● **GIVEN REQUEST**: Reproduce the lines below without altering a single character, keeping them in their original order.

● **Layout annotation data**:
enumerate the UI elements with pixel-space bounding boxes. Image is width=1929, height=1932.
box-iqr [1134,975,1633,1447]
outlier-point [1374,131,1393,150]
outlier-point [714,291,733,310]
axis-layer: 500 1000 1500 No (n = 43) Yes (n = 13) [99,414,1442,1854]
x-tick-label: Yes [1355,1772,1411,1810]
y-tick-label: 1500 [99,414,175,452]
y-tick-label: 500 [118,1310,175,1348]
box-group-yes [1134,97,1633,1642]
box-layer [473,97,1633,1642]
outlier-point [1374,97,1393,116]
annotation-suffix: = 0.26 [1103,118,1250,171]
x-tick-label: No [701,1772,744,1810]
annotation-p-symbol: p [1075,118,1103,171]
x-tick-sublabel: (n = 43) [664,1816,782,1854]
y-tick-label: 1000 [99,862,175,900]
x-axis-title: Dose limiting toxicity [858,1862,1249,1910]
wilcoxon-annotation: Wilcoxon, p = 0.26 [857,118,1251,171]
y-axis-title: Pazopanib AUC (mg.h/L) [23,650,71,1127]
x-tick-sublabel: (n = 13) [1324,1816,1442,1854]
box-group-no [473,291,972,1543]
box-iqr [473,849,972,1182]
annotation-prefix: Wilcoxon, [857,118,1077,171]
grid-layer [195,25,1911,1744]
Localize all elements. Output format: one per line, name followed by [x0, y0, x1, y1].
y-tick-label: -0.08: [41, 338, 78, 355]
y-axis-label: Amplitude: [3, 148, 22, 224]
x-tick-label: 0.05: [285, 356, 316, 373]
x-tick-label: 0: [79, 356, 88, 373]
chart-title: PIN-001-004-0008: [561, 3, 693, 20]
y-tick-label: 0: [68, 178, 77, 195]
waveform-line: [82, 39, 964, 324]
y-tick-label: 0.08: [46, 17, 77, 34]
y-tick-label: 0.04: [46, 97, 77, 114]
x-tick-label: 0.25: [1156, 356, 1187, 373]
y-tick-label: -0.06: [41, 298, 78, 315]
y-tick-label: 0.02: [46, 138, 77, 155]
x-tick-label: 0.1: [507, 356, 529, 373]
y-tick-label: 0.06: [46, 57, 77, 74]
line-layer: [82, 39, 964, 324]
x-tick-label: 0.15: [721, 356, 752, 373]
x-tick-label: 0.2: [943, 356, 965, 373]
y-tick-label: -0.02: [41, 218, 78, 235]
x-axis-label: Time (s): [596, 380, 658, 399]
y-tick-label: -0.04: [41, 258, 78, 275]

● **TASK ANSWER**:
enumerate the UI elements with pixel-space bounding boxes. Image is width=1929, height=1932.
box-iqr [1134,975,1633,1447]
outlier-point [1374,131,1393,150]
outlier-point [714,291,733,310]
axis-layer: 500 1000 1500 No (n = 43) Yes (n = 13) [99,414,1442,1854]
x-tick-label: Yes [1355,1772,1411,1810]
y-tick-label: 1500 [99,414,175,452]
y-tick-label: 500 [118,1310,175,1348]
box-group-yes [1134,97,1633,1642]
box-layer [473,97,1633,1642]
outlier-point [1374,97,1393,116]
annotation-suffix: = 0.26 [1103,118,1250,171]
x-tick-label: No [701,1772,744,1810]
annotation-p-symbol: p [1075,118,1103,171]
x-tick-sublabel: (n = 43) [664,1816,782,1854]
y-tick-label: 1000 [99,862,175,900]
x-axis-title: Dose limiting toxicity [858,1862,1249,1910]
wilcoxon-annotation: Wilcoxon, p = 0.26 [857,118,1251,171]
y-axis-title: Pazopanib AUC (mg.h/L) [23,650,71,1127]
x-tick-sublabel: (n = 13) [1324,1816,1442,1854]
box-group-no [473,291,972,1543]
box-iqr [473,849,972,1182]
annotation-prefix: Wilcoxon, [857,118,1077,171]
grid-layer [195,25,1911,1744]
Localize all elements. Output format: one per line, name followed by [x0, y0, x1, y1].
y-tick-label: -0.08: [41, 338, 78, 355]
y-axis-label: Amplitude: [3, 148, 22, 224]
x-tick-label: 0.05: [285, 356, 316, 373]
x-tick-label: 0: [79, 356, 88, 373]
chart-title: PIN-001-004-0008: [561, 3, 693, 20]
y-tick-label: 0: [68, 178, 77, 195]
waveform-line: [82, 39, 964, 324]
y-tick-label: 0.08: [46, 17, 77, 34]
y-tick-label: 0.04: [46, 97, 77, 114]
x-tick-label: 0.25: [1156, 356, 1187, 373]
y-tick-label: -0.06: [41, 298, 78, 315]
y-tick-label: 0.02: [46, 138, 77, 155]
x-tick-label: 0.1: [507, 356, 529, 373]
y-tick-label: 0.06: [46, 57, 77, 74]
line-layer: [82, 39, 964, 324]
x-tick-label: 0.15: [721, 356, 752, 373]
x-tick-label: 0.2: [943, 356, 965, 373]
y-tick-label: -0.02: [41, 218, 78, 235]
x-axis-label: Time (s): [596, 380, 658, 399]
y-tick-label: -0.04: [41, 258, 78, 275]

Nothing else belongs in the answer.